Arrange every line of the material below as a Markdown table with the columns "Row" and "Entry", one numbered row per line, skipping blank lines and leaving out the pictures.

● ● ●

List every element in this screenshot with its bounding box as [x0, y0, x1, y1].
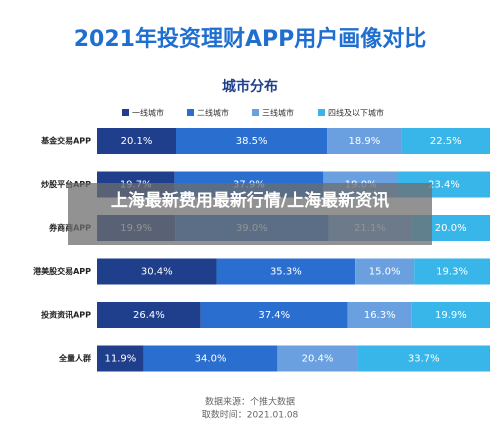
source: 数据来源：个推大数据: [205, 396, 295, 408]
value-label: 30.4%: [141, 267, 173, 278]
value-label: 11.9%: [104, 354, 136, 365]
bar-segment: [97, 128, 176, 154]
bar-segment: [216, 258, 356, 285]
bar-segment: [401, 128, 490, 154]
legend-label: 四线及以下城市: [328, 108, 384, 118]
bar-segment: [414, 258, 490, 285]
value-label: 23.4%: [428, 180, 460, 191]
bar-segment: [347, 302, 412, 328]
legend-label: 二线城市: [197, 108, 229, 118]
bar-segment: [200, 302, 348, 328]
bar-segment: [411, 302, 490, 328]
value-label: 19.9%: [435, 310, 467, 321]
legend-label: 一线城市: [132, 108, 164, 118]
value-label: 19.3%: [436, 267, 468, 278]
bar-segment: [143, 345, 278, 372]
bar-segment: [357, 345, 490, 372]
value-label: 20.1%: [121, 136, 153, 147]
date: 取数时间：2021.01.08: [202, 409, 299, 421]
legend-swatch: [252, 109, 259, 116]
value-label: 26.4%: [133, 310, 165, 321]
chart-subtitle: 城市分布: [222, 78, 278, 95]
bar-segment: [327, 128, 402, 154]
y-tick-label: 基金交易APP: [40, 136, 91, 146]
bar-segment: [97, 302, 201, 328]
value-label: 33.7%: [408, 354, 440, 365]
value-label: 16.3%: [364, 310, 396, 321]
value-label: 37.4%: [258, 310, 290, 321]
legend-swatch: [187, 109, 194, 116]
bar-segment: [97, 345, 144, 372]
bar-segment: [277, 345, 358, 372]
bar-segment: [175, 128, 328, 154]
bar-segment: [355, 258, 415, 285]
y-tick-label: 全量人群: [58, 353, 91, 363]
value-label: 20.4%: [302, 354, 334, 365]
value-label: 22.5%: [430, 136, 462, 147]
legend-swatch: [122, 109, 129, 116]
y-tick-label: 炒股平台APP: [41, 179, 91, 189]
legend-swatch: [318, 109, 325, 116]
chart-title: 2021年投资理财APP用户画像对比: [74, 26, 427, 52]
y-tick-label: 投资资讯APP: [41, 310, 91, 320]
legend-label: 三线城市: [262, 108, 294, 118]
overlay-text: 上海最新费用最新行情/上海最新资讯: [68, 183, 432, 245]
value-label: 15.0%: [369, 267, 401, 278]
value-label: 18.9%: [349, 136, 381, 147]
bar-segment: [97, 258, 217, 285]
value-label: 35.3%: [270, 267, 302, 278]
value-label: 20.0%: [435, 223, 467, 234]
y-tick-label: 港美股交易APP: [33, 266, 91, 276]
value-label: 34.0%: [195, 354, 227, 365]
value-label: 38.5%: [236, 136, 268, 147]
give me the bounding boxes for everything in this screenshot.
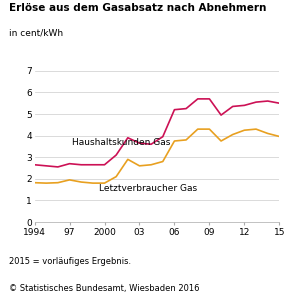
Text: © Statistisches Bundesamt, Wiesbaden 2016: © Statistisches Bundesamt, Wiesbaden 201… bbox=[9, 284, 199, 292]
Text: Haushaltskunden Gas: Haushaltskunden Gas bbox=[72, 138, 170, 147]
Text: in cent/kWh: in cent/kWh bbox=[9, 28, 63, 38]
Text: 2015 = vorläufiges Ergebnis.: 2015 = vorläufiges Ergebnis. bbox=[9, 256, 131, 266]
Text: Erlöse aus dem Gasabsatz nach Abnehmern: Erlöse aus dem Gasabsatz nach Abnehmern bbox=[9, 3, 266, 13]
Text: Letztverbraucher Gas: Letztverbraucher Gas bbox=[99, 184, 197, 193]
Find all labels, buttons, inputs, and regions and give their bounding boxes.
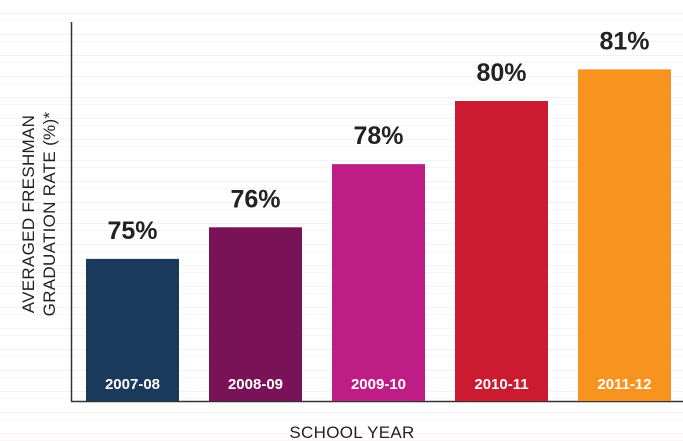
category-label: 2007-08 [105,376,160,393]
bar-2007-08 [86,258,179,401]
category-label: 2010-11 [474,376,528,393]
y-axis-title-line-1: AVERAGED FRESHMAN [19,115,38,313]
bar-2009-10 [332,164,425,401]
bar-2008-09 [209,227,302,401]
x-axis-title: SCHOOL YEAR [289,423,414,441]
category-label: 2011-12 [597,376,651,393]
bar-value-label: 81% [599,27,649,55]
category-label: 2008-09 [228,376,283,393]
bar-value-label: 76% [230,185,280,213]
bar-2011-12 [578,69,671,401]
bar-value-label: 78% [353,122,403,150]
y-axis-title: AVERAGED FRESHMAN GRADUATION RATE (%)* [19,112,59,317]
bar-value-label: 75% [107,217,157,245]
category-label: 2009-10 [351,376,406,393]
y-axis-title-line-2: GRADUATION RATE (%)* [40,112,59,317]
bar-2010-11 [455,100,548,401]
bars-group: 75% 2007-08 76% 2008-09 78% 2009-10 80% 2010-11… [86,27,671,401]
bar-value-label: 80% [476,59,526,87]
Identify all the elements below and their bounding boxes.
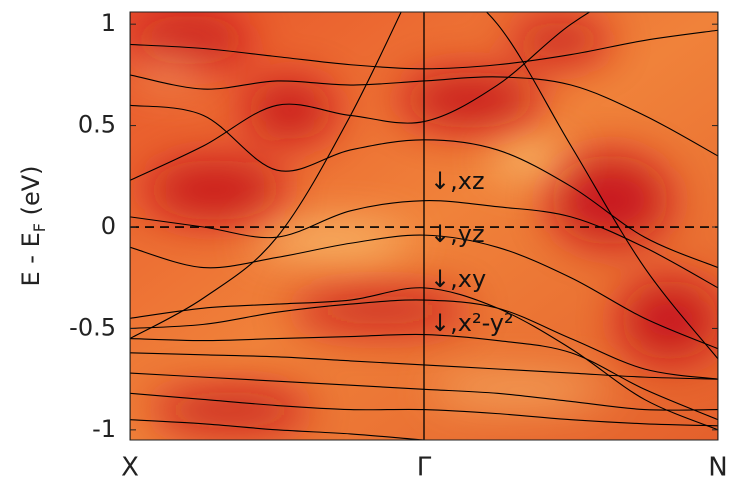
annotation: ↓,x²-y²: [430, 309, 514, 337]
x-tick-label: X: [121, 453, 139, 483]
band: [130, 392, 718, 427]
y-label-part: E - E: [17, 232, 45, 286]
annotation: ↓,xy: [430, 265, 486, 293]
y-tick-label: -0.5: [69, 313, 116, 341]
y-tick-label: 0.5: [78, 111, 116, 139]
annotation: ↓,yz: [430, 220, 485, 248]
band: [130, 74, 718, 157]
annotation: ↓,xz: [430, 167, 485, 195]
x-tick-label: Γ: [417, 453, 432, 483]
y-label-part: (eV): [17, 166, 45, 224]
x-tick-label: N: [708, 453, 727, 483]
band: [485, 12, 718, 360]
band: [130, 419, 431, 440]
band: [130, 234, 718, 350]
band: [130, 299, 718, 380]
band: [130, 372, 718, 411]
y-tick-label: -1: [92, 415, 116, 443]
band: [130, 29, 718, 70]
band: [130, 104, 718, 269]
band: [130, 287, 718, 431]
band: [130, 200, 718, 289]
bands: [130, 12, 718, 440]
y-tick-label: 1: [101, 9, 116, 37]
heatmap: [130, 12, 718, 440]
band: [130, 333, 718, 421]
band: [130, 12, 402, 340]
y-tick-label: 0: [101, 212, 116, 240]
y-axis-label: E - EF (eV): [17, 166, 49, 287]
band: [130, 352, 718, 380]
band: [130, 12, 591, 181]
plot-frame: [129, 11, 719, 441]
y-label-subscript: F: [30, 223, 49, 232]
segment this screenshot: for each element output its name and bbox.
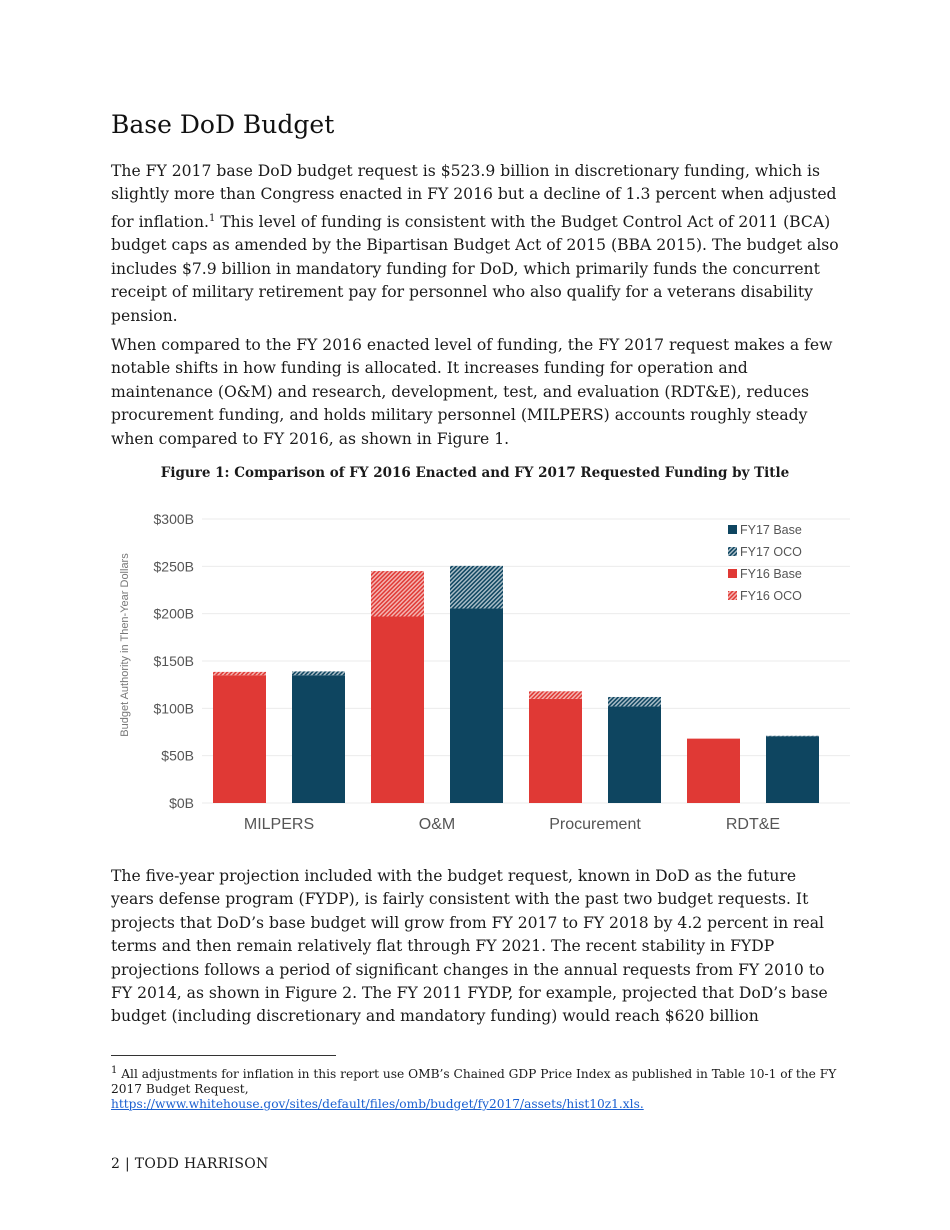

● ● ●

• _COMPLETE ANSWER_
| Row | Entry |
|---|---|
| 1 | List every element in this screenshot with its bounding box as [x0, y0, x1, y1]. |
| 2 | source: 数据来源：个推大数据: [205, 396, 295, 408] |
| 3 | value-label: 30.4%: [141, 267, 173, 278] |
| 4 | value-label: 11.9%: [104, 354, 136, 365] |
| 5 | bar-segment: [97, 128, 176, 154] |
| 6 | bar-segment: [216, 258, 356, 285] |
| 7 | bar-segment: [401, 128, 490, 154] |
| 8 | legend-label: 四线及以下城市: [328, 108, 384, 118] |
| 9 | bar-segment: [414, 258, 490, 285] |
| 10 | value-label: 23.4%: [428, 180, 460, 191] |
| 11 | bar-segment: [347, 302, 412, 328] |
| 12 | legend-label: 二线城市: [197, 108, 229, 118] |
| 13 | bar-segment: [200, 302, 348, 328] |
| 14 | bar-segment: [411, 302, 490, 328] |
| 15 | value-label: 19.9%: [435, 310, 467, 321] |
| 16 | legend-label: 一线城市: [132, 108, 164, 118] |
| 17 | value-label: 19.3%: [436, 267, 468, 278] |
| 18 | bar-segment: [143, 345, 278, 372] |
| 19 | bar-segment: [357, 345, 490, 372] |
| 20 | value-label: 20.1%: [121, 136, 153, 147] |
| 21 | date: 取数时间：2021.01.08: [202, 409, 299, 421] |
| 22 | legend-swatch: [252, 109, 259, 116] |
| 23 | value-label: 26.4%: [133, 310, 165, 321] |
| 24 | chart-subtitle: 城市分布: [222, 78, 278, 95] |
| 25 | bar-segment: [327, 128, 402, 154] |
| 26 | y-tick-label: 基金交易APP: [40, 136, 91, 146] |
| 27 | bar-segment: [97, 302, 201, 328] |
| 28 | value-label: 33.7%: [408, 354, 440, 365] |
| 29 | value-label: 16.3%: [364, 310, 396, 321] |
| 30 | value-label: 37.4%: [258, 310, 290, 321] |
| 31 | legend-swatch: [187, 109, 194, 116] |
| 32 | bar-segment: [97, 345, 144, 372] |
| 33 | bar-segment: [277, 345, 358, 372] |
| 34 | bar-segment: [175, 128, 328, 154] |
| 35 | bar-segment: [355, 258, 415, 285] |
| 36 | y-tick-label: 全量人群: [58, 353, 91, 363] |
| 37 | value-label: 20.4%: [302, 354, 334, 365] |
| 38 | value-label: 22.5%: [430, 136, 462, 147] |
| 39 | legend-swatch: [122, 109, 129, 116] |
| 40 | y-tick-label: 炒股平台APP: [41, 179, 91, 189] |
| 41 | legend-swatch: [318, 109, 325, 116] |
| 42 | chart-title: 2021年投资理财APP用户画像对比: [74, 26, 427, 52] |
| 43 | y-tick-label: 投资资讯APP: [41, 310, 91, 320] |
| 44 | legend-label: 三线城市: [262, 108, 294, 118] |
| 45 | overlay-text: 上海最新费用最新行情/上海最新资讯: [68, 183, 432, 245] |
| 46 | value-label: 15.0%: [369, 267, 401, 278] |
| 47 | value-label: 18.9%: [349, 136, 381, 147] |
| 48 | bar-segment: [97, 258, 217, 285] |
| 49 | value-label: 35.3%: [270, 267, 302, 278] |
| 50 | value-label: 20.0%: [435, 223, 467, 234] |
| 51 | y-tick-label: 港美股交易APP: [33, 266, 91, 276] |
| 52 | value-label: 34.0%: [195, 354, 227, 365] |
| 53 | value-label: 38.5%: [236, 136, 268, 147] |
| 54 | give me the bounding boxes for everything in this screenshot. |
| 55 | Text: © Statistisches Bundesamt, Wiesbaden 2016: © Statistisches Bundesamt, Wiesbaden 201… bbox=[9, 284, 199, 292] |
| 56 | Text: Haushaltskunden Gas: Haushaltskunden Gas bbox=[72, 138, 170, 147] |
| 57 | Text: in cent/kWh: in cent/kWh bbox=[9, 28, 63, 38] |
| 58 | Text: 2015 = vorläufiges Ergebnis.: 2015 = vorläufiges Ergebnis. bbox=[9, 256, 131, 266] |
| 59 | Text: Erlöse aus dem Gasabsatz nach Abnehmern: Erlöse aus dem Gasabsatz nach Abnehmern bbox=[9, 3, 266, 13] |
| 60 | Text: Letztverbraucher Gas: Letztverbraucher Gas bbox=[99, 184, 197, 193] |
| 61 | Find all labels, buttons, inputs, and regions and give their bounding boxes. |
| 62 | category-label: 2007-08 [105,376,160,393] |
| 63 | bar-2007-08 [86,258,179,401] |
| 64 | category-label: 2010-11 [474,376,528,393] |
| 65 | y-axis-title-line-1: AVERAGED FRESHMAN [19,115,38,313] |
| 66 | bar-2009-10 [332,164,425,401] |
| 67 | bar-2008-09 [209,227,302,401] |
| 68 | x-axis-title: SCHOOL YEAR [289,423,414,441] |
| 69 | category-label: 2011-12 [597,376,651,393] |
| 70 | bar-value-label: 81% [599,27,649,55] |
| 71 | category-label: 2008-09 [228,376,283,393] |
| 72 | bar-value-label: 76% [230,185,280,213] |
| 73 | bar-2011-12 [578,69,671,401] |
| 74 | bar-value-label: 78% [353,122,403,150] |
| 75 | y-axis-title: AVERAGED FRESHMAN GRADUATION RATE (%)* [19,112,59,317] |
| 76 | bar-value-label: 75% [107,217,157,245] |
| 77 | category-label: 2009-10 [351,376,406,393] |
| 78 | y-axis-title-line-2: GRADUATION RATE (%)* [40,112,59,317] |
| 79 | bar-2010-11 [455,100,548,401] |
| 80 | bars-group: 75% 2007-08 76% 2008-09 78% 2009-10 80% 2010-11… [86,27,671,401] |
| 81 | bar-value-label: 80% [476,59,526,87] |
| 82 | Identify all the elements below and their bounding boxes. |
| 83 | annotation: ↓,x²-y²: [430, 309, 514, 337] |
| 84 | x-tick-label: X: [121, 453, 139, 483] |
| 85 | band: [130, 392, 718, 427] |
| 86 | y-label-part: E - E: [17, 232, 45, 286] |
| 87 | annotation: ↓,xy: [430, 265, 486, 293] |
| 88 | y-tick-label: -0.5: [69, 313, 116, 341] |
| 89 | y-tick-label: 0.5: [78, 111, 116, 139] |
| 90 | annotation: ↓,yz: [430, 220, 485, 248] |
| 91 | band: [130, 74, 718, 157] |
| 92 | annotation: ↓,xz: [430, 167, 485, 195] |
| 93 | x-tick-label: Γ: [417, 453, 432, 483] |
| 94 | y-label-part: (eV): [17, 166, 45, 224] |
| 95 | x-tick-label: N: [708, 453, 727, 483] |
| 96 | band: [485, 12, 718, 360] |
| 97 | band: [130, 419, 431, 440] |
| 98 | band: [130, 234, 718, 350] |
| 99 | band: [130, 299, 718, 380] |
| 100 | band: [130, 372, 718, 411] |
| 101 | y-tick-label: -1: [92, 415, 116, 443] |
| 102 | band: [130, 29, 718, 70] |
| 103 | band: [130, 104, 718, 269] |
| 104 | band: [130, 287, 718, 431] |
| 105 | band: [130, 200, 718, 289] |
| 106 | bands: [130, 12, 718, 440] |
| 107 | y-tick-label: 1: [101, 9, 116, 37] |
| 108 | heatmap: [130, 12, 718, 440] |
| 109 | band: [130, 333, 718, 421] |
| 110 | band: [130, 12, 402, 340] |
| 111 | y-tick-label: 0: [101, 212, 116, 240] |
| 112 | y-axis-label: E - EF (eV): [17, 166, 49, 287] |
| 113 | band: [130, 352, 718, 380] |
| 114 | band: [130, 12, 591, 181] |
| 115 | plot-frame: [129, 11, 719, 441] |
| 116 | y-label-subscript: F: [30, 223, 49, 232] |
| 117 | segment this screenshot: for each element output its name and bbox. |